Perintah 1. Menurut teks tentang trilogi kemiskinan, apa yang membuat banditisme di Asia menjadi semakin sistematis, semakin ilmiah, dan semakin teknologis? Jelaskan dalam satu sampai tiga kalimat.
Perintah 2. Teruskan teks tentang trilogi kemiskinan mulai setelah kalimat terakhir yang ditampilkan.

Teks Dokumen.
<<<<
Adalah cendekiawan yang berumah di pinggir Kali Code. Ia memahami orang miskin tidak sekedar teoritik, tetapi melalui hidup dan kumpul bersama mereka. Ini hasil wawancara di pondoknya di bulan Mei 1986. Berkisah tentang pandangan dan pengalamannya. Dimuat dalam buku Seri Esensia: Transformasi Masyarakat Indonesia dengan editor Denny J.A dan diterbitkan oleh ‘Kelompok Studi Proklamasi’ pada Agustus 1986 dalam kerja sama dengan Asia Foundation – disalin sesuai dengan yang tertulis dalam buku tersebut

TRANSCRIPT

Page 1: Trilogi Kemiskinan - YB Mangunwijaya

Y.B. Mangunwijaya: Trilogi Kemiskinan*

Jika ada trilogi pembangunan, maka ada pula trilogi kemiskinan yang mencakup: kemiskinan,

kriminalitas dan pelacuran. Inilah tritunggal yang ada di kalangan masyarakat bawah. Yaitu suatu

dunia yang kejam dan penuh penderitaan. Walaupun demikian, kita masih cenderung melihatnya

secara romantic, dengan belas kasihan dan menjadikannya sebagai obyek diskusi ilmiah belaka.

Akar Historis

Sebenarnya kemiskinan di Asia sekarang ini, masih merupakan kelanjutan dari struktur lama

– pribumi dan tradisional – yang telah berlangsung berabad-abad. Bahkan ribuan tahun. Sejak dulu,

Asia ini menjadi wilayah kaum bandit. Dengan masuknya kapitalisme barat, maka banditisme ini

semakin sistematis, semakin ilmiah dan semakin teknologis.

Perpaduan kapitalisme barat dan banditisme Asia pun terjadi di Indonesia. Kita ternyata

masih berada dalam hokum rimba, baik hukum rimba pribumi yang telah berumur ribuan tahun,

ataupun hokum rimba kapitalisme yang sophisticate.
>>>>
Data anotasi tata letak
<<<<
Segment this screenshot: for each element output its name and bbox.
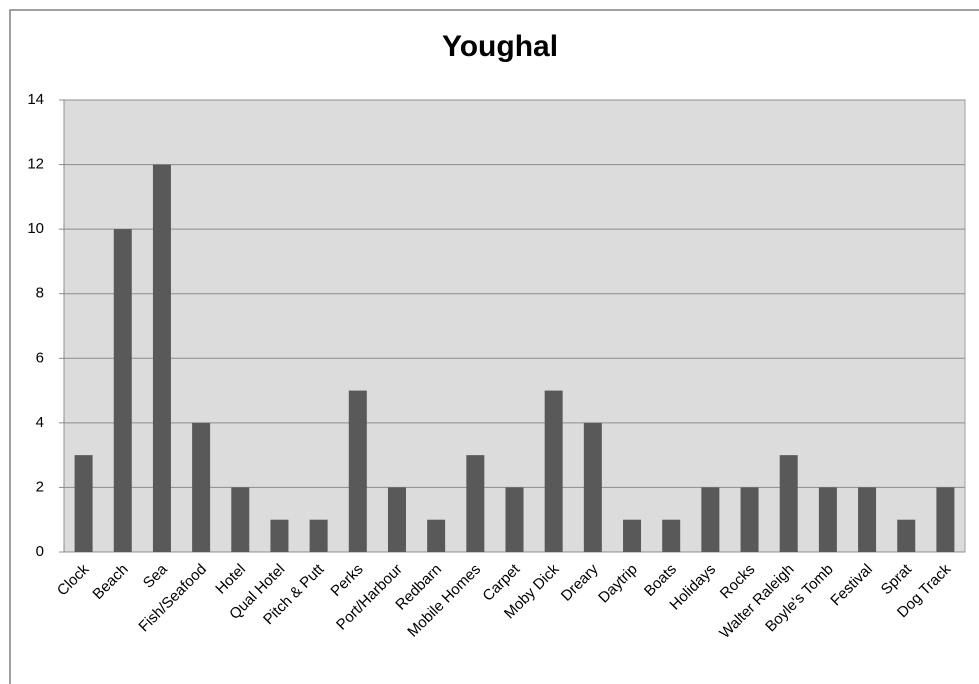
bar [427, 519, 446, 552]
bar [113, 229, 132, 552]
bar [505, 487, 524, 552]
bar [583, 422, 602, 552]
bar [192, 422, 211, 552]
bar [897, 519, 916, 552]
y-tick-label: 14 [27, 91, 44, 108]
bar [74, 455, 93, 552]
bar [779, 455, 798, 552]
bar [309, 519, 328, 552]
bar [662, 519, 681, 552]
bar [270, 519, 289, 552]
bar [231, 487, 250, 552]
bar [936, 487, 955, 552]
y-tick-label: 10 [27, 220, 44, 237]
chart-title: Youghal [442, 30, 558, 63]
bar [858, 487, 877, 552]
bar [544, 390, 563, 552]
y-tick-label: 12 [27, 156, 44, 173]
y-tick-label: 8 [36, 285, 44, 302]
plot-area [63, 99, 966, 553]
bar [348, 390, 367, 552]
bar [152, 164, 171, 553]
bar [818, 487, 837, 552]
bar [387, 487, 406, 552]
bar [740, 487, 759, 552]
bar [466, 455, 485, 552]
y-tick-label: 0 [36, 543, 44, 560]
y-tick-label: 6 [36, 349, 44, 366]
bar [623, 519, 642, 552]
bar [701, 487, 720, 552]
y-tick-label: 2 [36, 478, 44, 495]
y-tick-label: 4 [36, 414, 44, 431]
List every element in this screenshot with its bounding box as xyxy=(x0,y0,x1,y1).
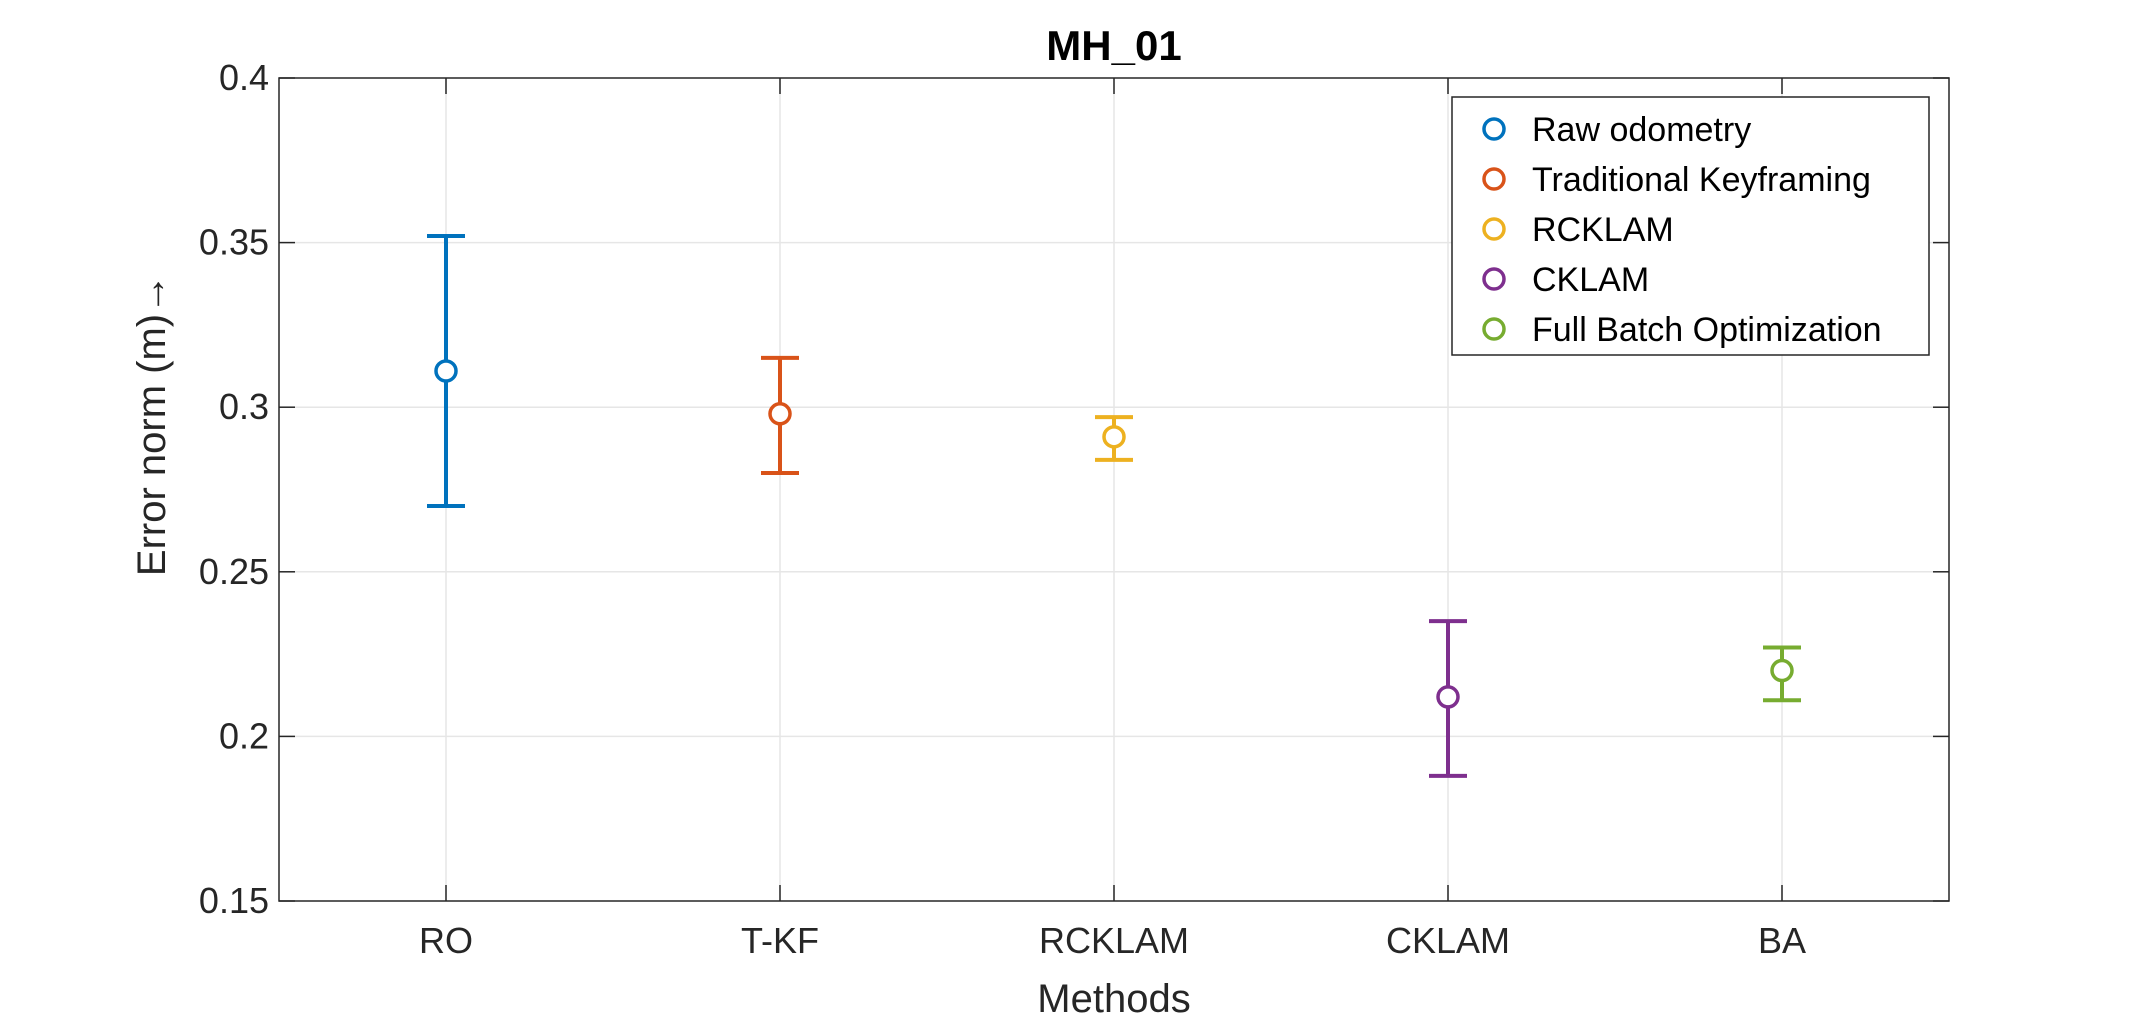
x-tick-label: RCKLAM xyxy=(1039,920,1189,961)
y-tick-label: 0.35 xyxy=(199,222,269,263)
legend-label: Traditional Keyframing xyxy=(1532,161,1871,199)
y-tick-label: 0.2 xyxy=(219,715,269,756)
x-tick-label: CKLAM xyxy=(1386,920,1510,961)
legend: Raw odometry Traditional Keyframing RCKLAM… xyxy=(1451,96,1930,356)
legend-item: Full Batch Optimization xyxy=(1482,311,1882,349)
x-tick-label: RO xyxy=(419,920,473,961)
y-tick-label: 0.4 xyxy=(219,57,269,98)
data-point xyxy=(1436,685,1460,709)
legend-marker xyxy=(1482,317,1506,341)
data-point xyxy=(1102,425,1126,449)
legend-items: Raw odometry Traditional Keyframing RCKLAM… xyxy=(1482,111,1882,349)
chart-title: MH_01 xyxy=(1046,22,1181,69)
errorbar-series xyxy=(427,234,465,508)
errorbar-series xyxy=(1429,619,1467,778)
x-axis-title: Methods xyxy=(1037,977,1190,1017)
legend-marker xyxy=(1482,217,1506,241)
errorbar-series xyxy=(1095,415,1133,462)
legend-marker xyxy=(1482,267,1506,291)
legend-label: RCKLAM xyxy=(1532,211,1674,249)
x-tick-label: T-KF xyxy=(741,920,819,961)
legend-item: RCKLAM xyxy=(1482,211,1674,249)
legend-marker xyxy=(1482,117,1506,141)
legend-label: Full Batch Optimization xyxy=(1532,311,1882,349)
y-tick-labels: 0.15 0.2 0.25 0.3 0.35 0.4 xyxy=(199,57,269,921)
data-point xyxy=(434,359,458,383)
legend-box xyxy=(1451,96,1930,356)
errorbar-series xyxy=(1763,645,1801,703)
legend-label: CKLAM xyxy=(1532,261,1649,299)
legend-item: Raw odometry xyxy=(1482,111,1751,149)
series xyxy=(427,234,1801,778)
legend-marker xyxy=(1482,167,1506,191)
x-tick-labels: RO T-KF RCKLAM CKLAM BA xyxy=(419,920,1806,961)
y-tick-label: 0.25 xyxy=(199,551,269,592)
y-tick-label: 0.3 xyxy=(219,386,269,427)
y-tick-label: 0.15 xyxy=(199,880,269,921)
x-tick-label: BA xyxy=(1758,920,1806,961)
y-axis-title: Error norm (m)→ xyxy=(130,274,174,576)
legend-label: Raw odometry xyxy=(1532,111,1751,149)
data-point xyxy=(768,402,792,426)
data-point xyxy=(1770,658,1794,683)
errorbar-series xyxy=(761,355,799,476)
legend-item: Traditional Keyframing xyxy=(1482,161,1871,199)
ticks xyxy=(279,77,1949,902)
legend-item: CKLAM xyxy=(1482,261,1649,299)
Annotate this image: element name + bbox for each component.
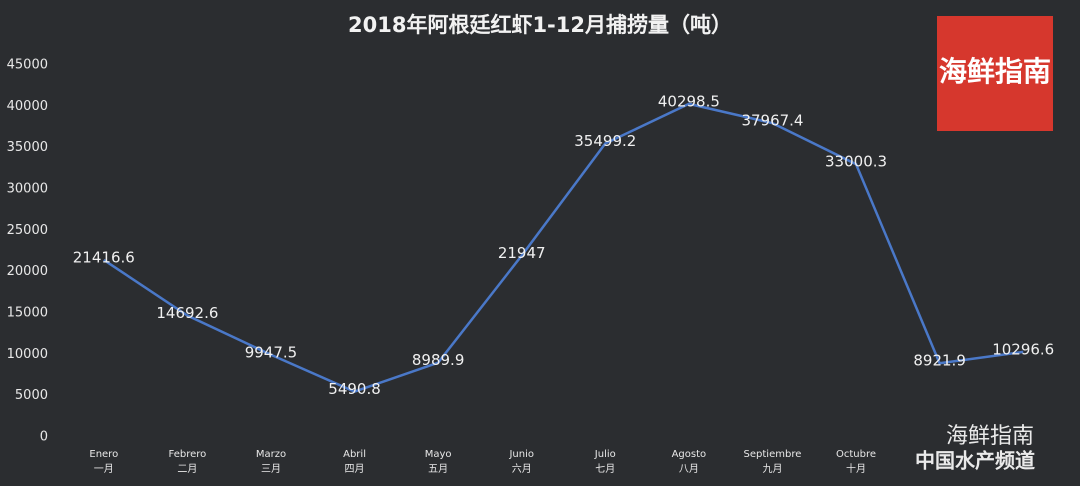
>>>>
Jawaban 1. Banditisme di Asia menjadi semakin sistematis, semakin ilmiah, dan semakin teknologis karena masuknya kapitalisme barat. Teks menyebut bahwa sejak dulu Asia sudah menjadi wilayah kaum bandit, lalu kapitalisme barat membuat banditisme itu berkembang lebih jauh.

Jawaban 2.
Generasi sekarang ini ingin melawan dan merintis struktur-struktur yang baru. Perintisan ini

dapat dilihat melalui proklamasi kemerdekaan dan pembuatan sistem baru. Tapi proklamasi kita itu

hanya berumur sepuluh tahun. Setelah itu kembali lagi berlaku banditisme internasional yang

berpadu dengan banditisme pribumi Asia.

Pemihakan

Jika kita pandang secara dialektika historis, untuk merubah struktur lama ini memang akan

membutuhkan kurban. Tapi kurban yang terjadi adalah akibat pertentangan antara maksud baik dan

maksud buruk, antara mereka yang berada di barisan The New Emerging Forces melawan mereka

yang berada di barisan The Old Establishing Forces. Mereka yang berada di barisan lama, memang

punya kekuatan yang hebat sekali. Hal ini disebabkan tradisi mereka yang telah mengakar. Dan

didukung oleh pusat-pusat kekuasaan dunia. Masalahnya hanyalah, kita berpihak di mana? Kita

tahu bahwa Bung Karno berpihak di barisan The New Emerging Forces. Sebenarnya sebagai seorang

insinyur adalah wajar jika Bung Karno memihak kepada The Old Establishing Forces. Hatta dan

Syahrir pun sebagai seorang profesional bisa melakukan hal yang sama. Tapi mereka justru

melawan arus dan berpihak pada The New Emerging Forces. Jika akibat pilihan ini mereka di

penjara, ya … bagi mereka tak masalah. Pengalaman eksistensial dan kesadaran pribadi membuat

mereka berani melakukan pilihan. Bagaimana dengan kita?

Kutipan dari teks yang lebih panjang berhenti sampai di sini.